Problem details: Read the lines below and count those that have the word "泰兴市促进实体经济高质量发展的若干意见". Respond with the number only.

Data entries

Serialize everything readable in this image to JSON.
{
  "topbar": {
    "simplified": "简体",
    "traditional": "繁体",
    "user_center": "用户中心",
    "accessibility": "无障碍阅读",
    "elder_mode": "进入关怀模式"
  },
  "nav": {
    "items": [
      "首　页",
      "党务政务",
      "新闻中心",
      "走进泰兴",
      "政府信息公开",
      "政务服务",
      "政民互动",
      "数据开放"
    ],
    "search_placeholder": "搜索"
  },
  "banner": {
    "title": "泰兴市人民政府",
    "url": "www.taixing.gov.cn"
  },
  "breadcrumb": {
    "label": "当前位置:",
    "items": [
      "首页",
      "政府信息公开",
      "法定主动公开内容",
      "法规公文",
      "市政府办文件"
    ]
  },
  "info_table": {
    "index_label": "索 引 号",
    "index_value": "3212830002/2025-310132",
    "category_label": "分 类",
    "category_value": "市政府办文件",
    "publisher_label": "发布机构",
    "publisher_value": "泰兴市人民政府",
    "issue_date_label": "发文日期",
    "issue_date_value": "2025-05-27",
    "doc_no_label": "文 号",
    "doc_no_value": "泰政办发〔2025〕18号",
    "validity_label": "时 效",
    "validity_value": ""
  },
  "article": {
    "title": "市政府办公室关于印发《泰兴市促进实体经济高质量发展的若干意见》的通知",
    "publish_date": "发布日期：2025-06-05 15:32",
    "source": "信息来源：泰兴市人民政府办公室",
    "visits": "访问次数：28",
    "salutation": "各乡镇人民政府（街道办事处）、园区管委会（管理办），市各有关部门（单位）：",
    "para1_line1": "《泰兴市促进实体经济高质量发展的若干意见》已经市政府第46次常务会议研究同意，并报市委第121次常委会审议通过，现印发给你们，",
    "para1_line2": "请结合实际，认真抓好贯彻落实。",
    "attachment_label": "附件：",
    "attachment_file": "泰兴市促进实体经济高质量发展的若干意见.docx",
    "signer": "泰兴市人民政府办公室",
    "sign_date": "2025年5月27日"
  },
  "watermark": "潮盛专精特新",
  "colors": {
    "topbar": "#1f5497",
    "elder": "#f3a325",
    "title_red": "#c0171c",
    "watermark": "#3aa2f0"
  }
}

Output for this task: 3